(Records that describe figures)
▼

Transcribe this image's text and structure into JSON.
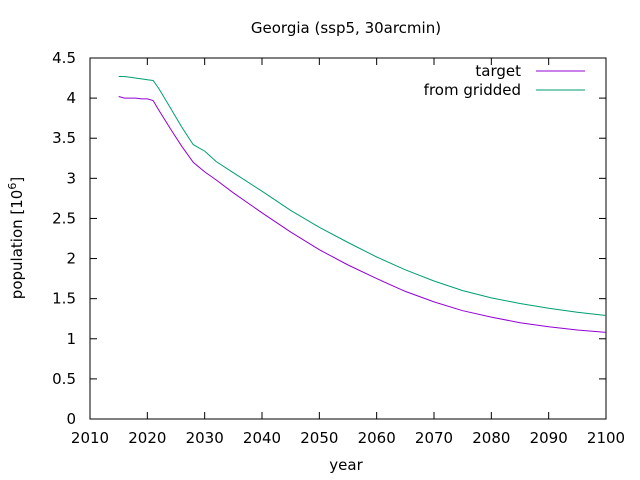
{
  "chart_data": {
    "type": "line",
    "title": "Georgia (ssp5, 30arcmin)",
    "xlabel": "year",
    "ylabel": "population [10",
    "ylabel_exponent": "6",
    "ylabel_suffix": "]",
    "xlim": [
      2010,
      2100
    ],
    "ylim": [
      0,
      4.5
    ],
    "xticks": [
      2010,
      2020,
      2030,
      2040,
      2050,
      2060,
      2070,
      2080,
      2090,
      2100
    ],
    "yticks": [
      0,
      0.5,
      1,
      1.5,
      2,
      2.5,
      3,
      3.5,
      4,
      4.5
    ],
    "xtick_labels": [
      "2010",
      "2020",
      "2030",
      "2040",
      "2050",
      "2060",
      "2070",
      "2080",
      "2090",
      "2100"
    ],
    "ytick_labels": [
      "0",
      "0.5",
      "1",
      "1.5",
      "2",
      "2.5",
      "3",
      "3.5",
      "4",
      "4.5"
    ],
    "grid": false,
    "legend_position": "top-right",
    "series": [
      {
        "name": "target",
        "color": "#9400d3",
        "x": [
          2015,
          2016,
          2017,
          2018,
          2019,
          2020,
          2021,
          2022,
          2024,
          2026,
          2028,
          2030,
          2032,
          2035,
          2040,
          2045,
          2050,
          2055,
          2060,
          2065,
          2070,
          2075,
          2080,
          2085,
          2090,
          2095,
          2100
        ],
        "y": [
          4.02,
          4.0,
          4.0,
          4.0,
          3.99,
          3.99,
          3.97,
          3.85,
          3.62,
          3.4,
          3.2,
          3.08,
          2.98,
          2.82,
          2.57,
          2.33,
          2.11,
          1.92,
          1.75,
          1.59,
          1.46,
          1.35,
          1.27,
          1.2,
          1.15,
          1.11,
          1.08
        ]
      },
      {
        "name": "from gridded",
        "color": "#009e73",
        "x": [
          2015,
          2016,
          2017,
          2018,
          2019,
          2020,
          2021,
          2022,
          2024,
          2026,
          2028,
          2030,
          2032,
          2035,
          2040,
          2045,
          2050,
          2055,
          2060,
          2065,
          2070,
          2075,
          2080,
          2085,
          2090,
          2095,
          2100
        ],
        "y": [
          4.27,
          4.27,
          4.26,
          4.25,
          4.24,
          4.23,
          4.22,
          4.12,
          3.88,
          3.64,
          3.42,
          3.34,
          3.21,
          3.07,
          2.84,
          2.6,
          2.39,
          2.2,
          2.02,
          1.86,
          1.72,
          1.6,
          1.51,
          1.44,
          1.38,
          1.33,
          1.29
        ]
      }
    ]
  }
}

▲

Exclude the images, then output the data above word for word.

Transcribe this image's text and structure into JSON.
{
  "chart_data": {
    "type": "line",
    "title": "Georgia (ssp5, 30arcmin)",
    "xlabel": "year",
    "ylabel": "population [10",
    "ylabel_exponent": "6",
    "ylabel_suffix": "]",
    "xlim": [
      2010,
      2100
    ],
    "ylim": [
      0,
      4.5
    ],
    "xticks": [
      2010,
      2020,
      2030,
      2040,
      2050,
      2060,
      2070,
      2080,
      2090,
      2100
    ],
    "yticks": [
      0,
      0.5,
      1,
      1.5,
      2,
      2.5,
      3,
      3.5,
      4,
      4.5
    ],
    "xtick_labels": [
      "2010",
      "2020",
      "2030",
      "2040",
      "2050",
      "2060",
      "2070",
      "2080",
      "2090",
      "2100"
    ],
    "ytick_labels": [
      "0",
      "0.5",
      "1",
      "1.5",
      "2",
      "2.5",
      "3",
      "3.5",
      "4",
      "4.5"
    ],
    "grid": false,
    "legend_position": "top-right",
    "series": [
      {
        "name": "target",
        "color": "#9400d3",
        "x": [
          2015,
          2016,
          2017,
          2018,
          2019,
          2020,
          2021,
          2022,
          2024,
          2026,
          2028,
          2030,
          2032,
          2035,
          2040,
          2045,
          2050,
          2055,
          2060,
          2065,
          2070,
          2075,
          2080,
          2085,
          2090,
          2095,
          2100
        ],
        "y": [
          4.02,
          4.0,
          4.0,
          4.0,
          3.99,
          3.99,
          3.97,
          3.85,
          3.62,
          3.4,
          3.2,
          3.08,
          2.98,
          2.82,
          2.57,
          2.33,
          2.11,
          1.92,
          1.75,
          1.59,
          1.46,
          1.35,
          1.27,
          1.2,
          1.15,
          1.11,
          1.08
        ]
      },
      {
        "name": "from gridded",
        "color": "#009e73",
        "x": [
          2015,
          2016,
          2017,
          2018,
          2019,
          2020,
          2021,
          2022,
          2024,
          2026,
          2028,
          2030,
          2032,
          2035,
          2040,
          2045,
          2050,
          2055,
          2060,
          2065,
          2070,
          2075,
          2080,
          2085,
          2090,
          2095,
          2100
        ],
        "y": [
          4.27,
          4.27,
          4.26,
          4.25,
          4.24,
          4.23,
          4.22,
          4.12,
          3.88,
          3.64,
          3.42,
          3.34,
          3.21,
          3.07,
          2.84,
          2.6,
          2.39,
          2.2,
          2.02,
          1.86,
          1.72,
          1.6,
          1.51,
          1.44,
          1.38,
          1.33,
          1.29
        ]
      }
    ]
  }
}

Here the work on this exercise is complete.